### Quoted text
========================================================================

In my previous strength of opposition article I incorrectly concluded that there is no strength of opposition effect, this article will attempt to explain the phenomenon. The mistakes in the previous article are not the result of poor statistical evaluation of the data, but rather poor data. I made some mistakes that are documented in the previous article, related to my scripts. I had compared third period of one player to the first period of another (conclude there is no correlation – go figure…).

**Introduction**

Strength of opposition is extremely hard to measure, due to several factors. You must separate offense from defense, because players will be matched to a different type of opposition depending on their strength. Players must then be some how, rated at some given value that evaluates how good a players is (preferably not subjectively), this factor also should not be significantly effected by opposition. One can just look at ice time as a measure of quality (coach is all knowing) and thus work from there, and that is the best way to find out who is played against the “top” lines. To find out if a player’s statistics are skewed by their opposition one needs a rating that looks at quality of the top lines they play against (and second, third and forth lines).

**Lines**

The line of a player is reasonably easy to guess I did a poor approximation predicting line using a linear regression style (more ice time implies better line). Before I go into the analysis I should explain the statistic: Line score basically a number from 0-3 for forwards or 0-2 for defense that rates how much time they are on the ice per game. So 18 minutes of even strength time for a defenseman would make him a 0 for line score, 8 minutes would get you a 2 or so. The exact values don’t have to be perfect because it will just scale it linearly. Forwards spend less time on the ice in general (with a few exceptions) and as such have a different scale. When I look at who each player is playing against I can just take an average of their opponents line scores and approximate the “line of opposition” I do so separately for both forwards and defense (hopefully teams always use a 3 forwards and 2 defense during 5 on 5 situations, otherwise my results are wrong). Once you get the average over a season you can compare players amongst a team (comparing between teams is a little more complicated and I don’t plan on doing it here).

To start me off, I listed two defensemen from every team, who face the top forward lines (interesting how different the score are between divisions: Ovechkin’s and Crosby’s ice time is affecting the results). This list is more here to demonstrate the effectiveness of such tools and demonstrate that the expected results come out. Based on these lists, easy defense opposition, and easy forward opposition, it would appear that coaches have an easier time making defensive style matching than offensive matching (easier to get Ohlund out vs Sakic than Sakic out vs. Brookbank) due to the fact that there are no stars playing against the worst defenseman. And it would appear, that in general the strategy in the NHL is best vs. best (although the small differnces in line scores indicate otherwise). This is likely the result of the fact that you try to get Sakic out as much as you possibly can (required break time then back on ice), whereas Brookbank can go on the ice whenever so you make sure he's out when it wont cost you the game. For interest sake I made the opposite defensive list: defensemen who were protected.

========================================================================

### Entries shown
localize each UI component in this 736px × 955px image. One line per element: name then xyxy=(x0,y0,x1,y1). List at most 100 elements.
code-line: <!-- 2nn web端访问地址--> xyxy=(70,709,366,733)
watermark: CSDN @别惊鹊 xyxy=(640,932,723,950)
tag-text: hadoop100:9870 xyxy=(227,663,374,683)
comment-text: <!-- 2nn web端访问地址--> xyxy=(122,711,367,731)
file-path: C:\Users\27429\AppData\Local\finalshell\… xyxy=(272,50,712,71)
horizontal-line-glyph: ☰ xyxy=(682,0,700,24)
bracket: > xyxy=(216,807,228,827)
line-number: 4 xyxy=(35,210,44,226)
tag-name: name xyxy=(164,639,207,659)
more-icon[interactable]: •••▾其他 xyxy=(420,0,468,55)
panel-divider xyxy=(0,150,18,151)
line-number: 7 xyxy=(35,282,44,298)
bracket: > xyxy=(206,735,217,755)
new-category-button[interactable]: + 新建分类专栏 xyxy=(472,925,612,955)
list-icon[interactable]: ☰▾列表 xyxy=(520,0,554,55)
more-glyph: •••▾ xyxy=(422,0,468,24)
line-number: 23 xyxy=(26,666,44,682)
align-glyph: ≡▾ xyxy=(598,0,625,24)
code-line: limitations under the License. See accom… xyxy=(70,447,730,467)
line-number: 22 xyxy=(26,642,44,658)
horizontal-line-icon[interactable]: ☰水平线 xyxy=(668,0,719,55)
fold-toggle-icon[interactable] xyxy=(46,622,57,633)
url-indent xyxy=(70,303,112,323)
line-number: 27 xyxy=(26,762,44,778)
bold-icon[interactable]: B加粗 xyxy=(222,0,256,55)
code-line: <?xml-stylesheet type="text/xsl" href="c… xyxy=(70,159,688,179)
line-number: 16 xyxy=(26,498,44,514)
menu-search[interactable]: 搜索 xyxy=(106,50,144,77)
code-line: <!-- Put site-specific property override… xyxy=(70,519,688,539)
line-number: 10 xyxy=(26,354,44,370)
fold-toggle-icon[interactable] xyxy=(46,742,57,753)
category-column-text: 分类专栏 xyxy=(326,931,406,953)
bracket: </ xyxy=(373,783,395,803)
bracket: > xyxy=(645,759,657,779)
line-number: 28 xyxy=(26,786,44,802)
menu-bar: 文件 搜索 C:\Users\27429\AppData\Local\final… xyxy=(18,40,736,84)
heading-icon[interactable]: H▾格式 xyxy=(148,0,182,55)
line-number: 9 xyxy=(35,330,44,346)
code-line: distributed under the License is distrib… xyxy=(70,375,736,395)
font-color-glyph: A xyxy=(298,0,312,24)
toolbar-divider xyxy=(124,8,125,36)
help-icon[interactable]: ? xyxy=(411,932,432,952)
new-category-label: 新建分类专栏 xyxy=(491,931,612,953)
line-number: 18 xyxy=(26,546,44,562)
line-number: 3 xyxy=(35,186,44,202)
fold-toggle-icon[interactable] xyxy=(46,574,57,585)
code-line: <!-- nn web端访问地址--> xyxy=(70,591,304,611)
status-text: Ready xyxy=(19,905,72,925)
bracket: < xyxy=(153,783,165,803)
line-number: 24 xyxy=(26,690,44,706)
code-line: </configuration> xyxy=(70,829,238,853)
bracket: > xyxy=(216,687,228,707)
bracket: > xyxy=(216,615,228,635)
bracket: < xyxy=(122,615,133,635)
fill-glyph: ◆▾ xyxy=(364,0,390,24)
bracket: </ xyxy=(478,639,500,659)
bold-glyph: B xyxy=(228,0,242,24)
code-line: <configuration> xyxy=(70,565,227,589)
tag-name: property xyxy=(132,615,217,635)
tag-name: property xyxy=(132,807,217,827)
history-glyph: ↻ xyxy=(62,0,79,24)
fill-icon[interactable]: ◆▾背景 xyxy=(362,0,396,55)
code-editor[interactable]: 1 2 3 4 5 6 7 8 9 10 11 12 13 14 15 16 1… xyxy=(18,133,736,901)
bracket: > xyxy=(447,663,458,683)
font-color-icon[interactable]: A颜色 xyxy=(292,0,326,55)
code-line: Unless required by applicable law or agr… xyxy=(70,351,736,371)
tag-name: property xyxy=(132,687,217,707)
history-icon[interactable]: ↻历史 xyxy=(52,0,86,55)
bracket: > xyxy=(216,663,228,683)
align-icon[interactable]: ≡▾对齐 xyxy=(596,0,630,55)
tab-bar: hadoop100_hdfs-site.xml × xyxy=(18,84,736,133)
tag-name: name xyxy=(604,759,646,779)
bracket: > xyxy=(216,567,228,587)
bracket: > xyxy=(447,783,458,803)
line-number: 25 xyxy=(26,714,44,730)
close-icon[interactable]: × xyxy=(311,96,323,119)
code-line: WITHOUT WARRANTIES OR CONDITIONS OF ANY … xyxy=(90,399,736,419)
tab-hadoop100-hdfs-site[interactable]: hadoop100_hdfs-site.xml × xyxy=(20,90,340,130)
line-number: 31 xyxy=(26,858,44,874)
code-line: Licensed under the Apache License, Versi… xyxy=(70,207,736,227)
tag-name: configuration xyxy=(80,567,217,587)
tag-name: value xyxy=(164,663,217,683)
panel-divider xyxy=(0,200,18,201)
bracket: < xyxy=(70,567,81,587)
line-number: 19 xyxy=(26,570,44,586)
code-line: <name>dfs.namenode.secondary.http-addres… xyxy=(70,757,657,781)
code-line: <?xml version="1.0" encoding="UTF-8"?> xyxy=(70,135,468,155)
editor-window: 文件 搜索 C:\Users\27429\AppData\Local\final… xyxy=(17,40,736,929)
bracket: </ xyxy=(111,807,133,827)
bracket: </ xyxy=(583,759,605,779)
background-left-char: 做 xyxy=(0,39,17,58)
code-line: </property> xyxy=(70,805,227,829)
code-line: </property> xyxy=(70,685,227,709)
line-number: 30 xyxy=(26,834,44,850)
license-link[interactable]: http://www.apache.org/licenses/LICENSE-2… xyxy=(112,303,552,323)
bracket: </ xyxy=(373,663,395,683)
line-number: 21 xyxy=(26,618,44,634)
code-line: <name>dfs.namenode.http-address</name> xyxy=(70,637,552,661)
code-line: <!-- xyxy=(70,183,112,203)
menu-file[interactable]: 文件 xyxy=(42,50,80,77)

========================================================================

### Problem requirements
Copy the stretch from "Strength of opposition is" through "and forth lines)." word for word from the article on strength of opposition in hockey.

### Problem solution
Strength of opposition is extremely hard to measure, due to several factors. You must separate offense from defense, because players will be matched to a different type of opposition depending on their strength. Players must then be some how, rated at some given value that evaluates how good a players is (preferably not subjectively), this factor also should not be significantly effected by opposition. One can just look at ice time as a measure of quality (coach is all knowing) and thus work from there, and that is the best way to find out who is played against the “top” lines. To find out if a player’s statistics are skewed by their opposition one needs a rating that looks at quality of the top lines they play against (and second, third and forth lines).